Excerpts from a figure dataset:
== == ==

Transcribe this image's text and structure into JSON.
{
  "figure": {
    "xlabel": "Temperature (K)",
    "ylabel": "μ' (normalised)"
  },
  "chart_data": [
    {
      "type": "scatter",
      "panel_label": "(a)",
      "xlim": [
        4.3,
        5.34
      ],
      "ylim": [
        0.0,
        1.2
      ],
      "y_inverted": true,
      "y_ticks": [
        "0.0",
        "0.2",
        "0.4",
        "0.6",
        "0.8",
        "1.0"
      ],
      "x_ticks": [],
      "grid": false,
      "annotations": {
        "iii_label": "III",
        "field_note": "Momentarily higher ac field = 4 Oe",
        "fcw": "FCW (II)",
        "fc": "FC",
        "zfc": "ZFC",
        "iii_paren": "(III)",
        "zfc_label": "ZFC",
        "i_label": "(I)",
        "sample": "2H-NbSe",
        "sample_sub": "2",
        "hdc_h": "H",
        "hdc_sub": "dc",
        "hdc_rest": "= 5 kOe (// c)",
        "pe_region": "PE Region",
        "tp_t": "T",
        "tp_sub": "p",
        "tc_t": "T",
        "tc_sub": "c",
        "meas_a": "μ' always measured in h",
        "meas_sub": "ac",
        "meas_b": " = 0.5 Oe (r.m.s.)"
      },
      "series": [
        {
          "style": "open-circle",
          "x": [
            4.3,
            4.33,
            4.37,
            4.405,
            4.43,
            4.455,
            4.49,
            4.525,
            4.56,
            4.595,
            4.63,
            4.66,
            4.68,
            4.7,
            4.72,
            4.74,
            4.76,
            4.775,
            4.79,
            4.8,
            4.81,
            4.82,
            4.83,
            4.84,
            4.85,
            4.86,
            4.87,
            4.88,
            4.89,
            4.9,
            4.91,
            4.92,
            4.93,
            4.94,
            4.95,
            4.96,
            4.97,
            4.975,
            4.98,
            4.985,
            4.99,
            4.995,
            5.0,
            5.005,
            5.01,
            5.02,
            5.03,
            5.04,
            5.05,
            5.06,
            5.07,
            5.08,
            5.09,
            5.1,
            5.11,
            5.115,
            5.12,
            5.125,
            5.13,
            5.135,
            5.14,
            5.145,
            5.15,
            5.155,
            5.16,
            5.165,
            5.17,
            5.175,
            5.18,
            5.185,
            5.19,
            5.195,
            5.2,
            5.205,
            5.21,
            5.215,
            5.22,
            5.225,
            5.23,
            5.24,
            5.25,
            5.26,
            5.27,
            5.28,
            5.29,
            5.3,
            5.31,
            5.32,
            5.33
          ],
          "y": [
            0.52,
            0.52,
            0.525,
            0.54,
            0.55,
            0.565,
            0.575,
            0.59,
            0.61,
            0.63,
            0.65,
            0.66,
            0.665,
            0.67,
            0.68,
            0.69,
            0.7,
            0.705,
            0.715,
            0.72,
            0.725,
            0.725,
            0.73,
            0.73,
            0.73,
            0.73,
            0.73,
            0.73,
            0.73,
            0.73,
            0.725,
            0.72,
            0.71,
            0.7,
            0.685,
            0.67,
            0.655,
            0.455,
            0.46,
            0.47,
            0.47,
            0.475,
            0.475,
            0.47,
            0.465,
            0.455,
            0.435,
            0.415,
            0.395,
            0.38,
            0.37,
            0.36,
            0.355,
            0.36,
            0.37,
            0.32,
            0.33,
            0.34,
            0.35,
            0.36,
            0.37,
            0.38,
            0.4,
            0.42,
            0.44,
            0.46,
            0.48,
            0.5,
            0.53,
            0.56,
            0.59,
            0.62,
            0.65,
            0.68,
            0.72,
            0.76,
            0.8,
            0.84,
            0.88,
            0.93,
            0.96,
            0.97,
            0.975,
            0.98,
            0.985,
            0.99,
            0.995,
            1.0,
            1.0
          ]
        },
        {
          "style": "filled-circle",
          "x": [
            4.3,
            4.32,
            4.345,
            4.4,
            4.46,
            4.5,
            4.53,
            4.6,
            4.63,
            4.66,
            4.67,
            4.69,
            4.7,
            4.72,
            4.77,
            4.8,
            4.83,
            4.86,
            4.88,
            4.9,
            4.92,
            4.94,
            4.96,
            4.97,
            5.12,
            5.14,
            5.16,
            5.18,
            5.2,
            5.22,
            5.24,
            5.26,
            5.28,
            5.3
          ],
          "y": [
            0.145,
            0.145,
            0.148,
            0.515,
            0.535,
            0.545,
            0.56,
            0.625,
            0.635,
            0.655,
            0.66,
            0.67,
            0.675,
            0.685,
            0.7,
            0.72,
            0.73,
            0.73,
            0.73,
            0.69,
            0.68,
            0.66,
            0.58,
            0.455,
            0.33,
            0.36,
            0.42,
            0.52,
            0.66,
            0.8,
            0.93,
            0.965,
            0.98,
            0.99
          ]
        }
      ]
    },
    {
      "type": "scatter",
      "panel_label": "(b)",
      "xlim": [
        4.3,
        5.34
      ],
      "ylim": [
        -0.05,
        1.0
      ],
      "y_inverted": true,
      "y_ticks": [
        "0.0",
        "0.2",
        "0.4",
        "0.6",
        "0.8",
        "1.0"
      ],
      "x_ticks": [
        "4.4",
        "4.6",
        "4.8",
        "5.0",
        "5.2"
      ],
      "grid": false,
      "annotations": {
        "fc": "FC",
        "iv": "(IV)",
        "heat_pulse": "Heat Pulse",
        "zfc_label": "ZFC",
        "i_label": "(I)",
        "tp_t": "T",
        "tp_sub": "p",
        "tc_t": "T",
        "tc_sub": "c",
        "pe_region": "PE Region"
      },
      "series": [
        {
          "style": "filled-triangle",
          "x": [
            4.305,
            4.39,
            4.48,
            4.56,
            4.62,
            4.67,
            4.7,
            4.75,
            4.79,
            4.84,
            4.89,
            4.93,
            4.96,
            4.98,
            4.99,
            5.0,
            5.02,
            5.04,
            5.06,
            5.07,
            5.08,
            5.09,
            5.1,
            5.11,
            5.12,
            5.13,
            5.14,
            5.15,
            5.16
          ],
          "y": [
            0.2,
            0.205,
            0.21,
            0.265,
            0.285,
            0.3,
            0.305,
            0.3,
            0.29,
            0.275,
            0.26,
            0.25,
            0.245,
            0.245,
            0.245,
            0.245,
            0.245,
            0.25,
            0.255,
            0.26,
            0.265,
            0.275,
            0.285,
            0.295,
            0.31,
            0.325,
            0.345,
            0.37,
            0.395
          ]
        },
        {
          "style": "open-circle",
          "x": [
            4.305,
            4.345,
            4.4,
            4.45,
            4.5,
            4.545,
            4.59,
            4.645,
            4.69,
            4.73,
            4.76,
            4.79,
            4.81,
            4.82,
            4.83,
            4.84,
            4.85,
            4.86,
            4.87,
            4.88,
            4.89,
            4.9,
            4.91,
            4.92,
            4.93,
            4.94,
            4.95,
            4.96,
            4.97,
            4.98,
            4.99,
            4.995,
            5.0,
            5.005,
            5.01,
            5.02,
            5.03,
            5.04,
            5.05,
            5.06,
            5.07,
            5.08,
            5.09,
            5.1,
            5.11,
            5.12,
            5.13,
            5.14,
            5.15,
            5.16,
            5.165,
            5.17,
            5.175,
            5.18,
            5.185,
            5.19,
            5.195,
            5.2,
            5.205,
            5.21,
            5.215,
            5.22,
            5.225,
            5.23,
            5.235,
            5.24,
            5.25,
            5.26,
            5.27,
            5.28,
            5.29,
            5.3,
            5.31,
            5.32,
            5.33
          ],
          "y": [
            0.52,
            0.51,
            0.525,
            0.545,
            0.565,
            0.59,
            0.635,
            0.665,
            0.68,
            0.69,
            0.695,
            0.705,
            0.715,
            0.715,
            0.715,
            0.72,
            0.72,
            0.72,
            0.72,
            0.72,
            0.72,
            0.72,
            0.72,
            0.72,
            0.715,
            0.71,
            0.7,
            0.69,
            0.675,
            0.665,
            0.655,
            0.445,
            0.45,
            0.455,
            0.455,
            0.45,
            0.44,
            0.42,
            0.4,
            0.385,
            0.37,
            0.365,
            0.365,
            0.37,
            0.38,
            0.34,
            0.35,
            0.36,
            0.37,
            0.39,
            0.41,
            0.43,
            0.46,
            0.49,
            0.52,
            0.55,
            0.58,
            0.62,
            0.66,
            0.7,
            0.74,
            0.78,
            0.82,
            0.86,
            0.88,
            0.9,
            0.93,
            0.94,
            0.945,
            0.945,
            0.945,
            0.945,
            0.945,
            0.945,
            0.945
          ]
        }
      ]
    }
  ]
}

== == ==

STATED TASK:
Reply with one number only: the count of lines in the entries that contain "Region".

SOLUTION TO THE PROBLEM:
2